[begin STORED RECORDS]

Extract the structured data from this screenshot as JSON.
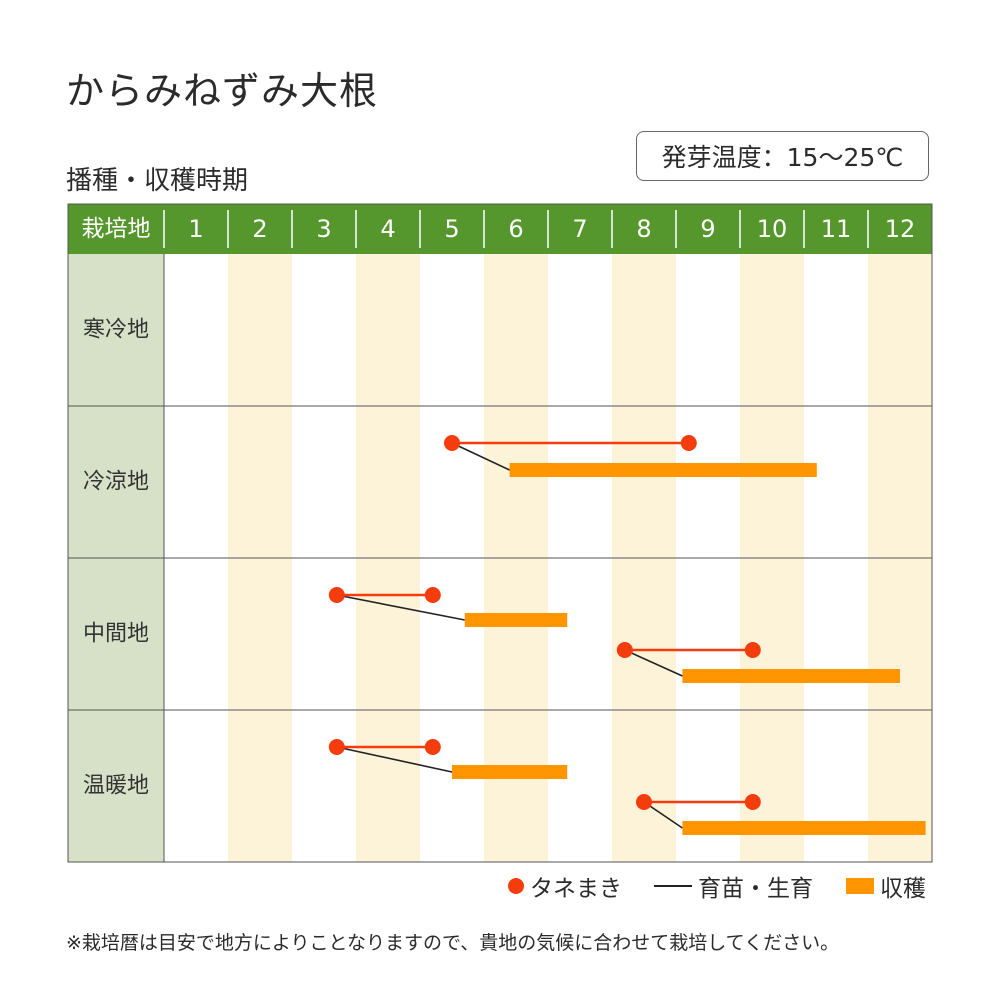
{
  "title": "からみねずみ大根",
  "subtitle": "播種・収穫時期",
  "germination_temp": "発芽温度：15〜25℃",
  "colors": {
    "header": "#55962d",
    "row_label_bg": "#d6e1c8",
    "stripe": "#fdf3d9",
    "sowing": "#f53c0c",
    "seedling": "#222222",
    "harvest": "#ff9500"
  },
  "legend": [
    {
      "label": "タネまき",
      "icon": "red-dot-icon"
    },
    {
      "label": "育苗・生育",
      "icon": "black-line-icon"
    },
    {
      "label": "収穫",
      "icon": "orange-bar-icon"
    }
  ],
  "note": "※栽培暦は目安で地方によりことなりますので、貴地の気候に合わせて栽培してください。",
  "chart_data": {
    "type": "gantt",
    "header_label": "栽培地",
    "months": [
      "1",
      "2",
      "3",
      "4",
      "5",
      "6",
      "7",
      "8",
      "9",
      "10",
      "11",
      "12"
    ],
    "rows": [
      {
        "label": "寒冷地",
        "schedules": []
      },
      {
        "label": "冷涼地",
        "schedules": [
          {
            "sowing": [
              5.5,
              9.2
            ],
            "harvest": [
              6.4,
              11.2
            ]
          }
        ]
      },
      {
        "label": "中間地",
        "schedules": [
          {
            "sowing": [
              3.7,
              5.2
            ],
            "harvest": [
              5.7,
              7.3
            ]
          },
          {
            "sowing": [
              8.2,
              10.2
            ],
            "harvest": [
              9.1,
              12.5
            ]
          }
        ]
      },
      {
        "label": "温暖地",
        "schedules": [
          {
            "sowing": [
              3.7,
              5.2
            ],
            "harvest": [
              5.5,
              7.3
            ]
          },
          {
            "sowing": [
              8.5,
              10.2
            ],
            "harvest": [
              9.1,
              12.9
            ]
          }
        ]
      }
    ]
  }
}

[end STORED RECORDS]

Omit any images, then output the listing exactly.

TASK OUTPUT |
Extract the structured data from this screenshot as JSON.
{
  "title": "からみねずみ大根",
  "subtitle": "播種・収穫時期",
  "germination_temp": "発芽温度：15〜25℃",
  "colors": {
    "header": "#55962d",
    "row_label_bg": "#d6e1c8",
    "stripe": "#fdf3d9",
    "sowing": "#f53c0c",
    "seedling": "#222222",
    "harvest": "#ff9500"
  },
  "legend": [
    {
      "label": "タネまき",
      "icon": "red-dot-icon"
    },
    {
      "label": "育苗・生育",
      "icon": "black-line-icon"
    },
    {
      "label": "収穫",
      "icon": "orange-bar-icon"
    }
  ],
  "note": "※栽培暦は目安で地方によりことなりますので、貴地の気候に合わせて栽培してください。",
  "chart_data": {
    "type": "gantt",
    "header_label": "栽培地",
    "months": [
      "1",
      "2",
      "3",
      "4",
      "5",
      "6",
      "7",
      "8",
      "9",
      "10",
      "11",
      "12"
    ],
    "rows": [
      {
        "label": "寒冷地",
        "schedules": []
      },
      {
        "label": "冷涼地",
        "schedules": [
          {
            "sowing": [
              5.5,
              9.2
            ],
            "harvest": [
              6.4,
              11.2
            ]
          }
        ]
      },
      {
        "label": "中間地",
        "schedules": [
          {
            "sowing": [
              3.7,
              5.2
            ],
            "harvest": [
              5.7,
              7.3
            ]
          },
          {
            "sowing": [
              8.2,
              10.2
            ],
            "harvest": [
              9.1,
              12.5
            ]
          }
        ]
      },
      {
        "label": "温暖地",
        "schedules": [
          {
            "sowing": [
              3.7,
              5.2
            ],
            "harvest": [
              5.5,
              7.3
            ]
          },
          {
            "sowing": [
              8.5,
              10.2
            ],
            "harvest": [
              9.1,
              12.9
            ]
          }
        ]
      }
    ]
  }
}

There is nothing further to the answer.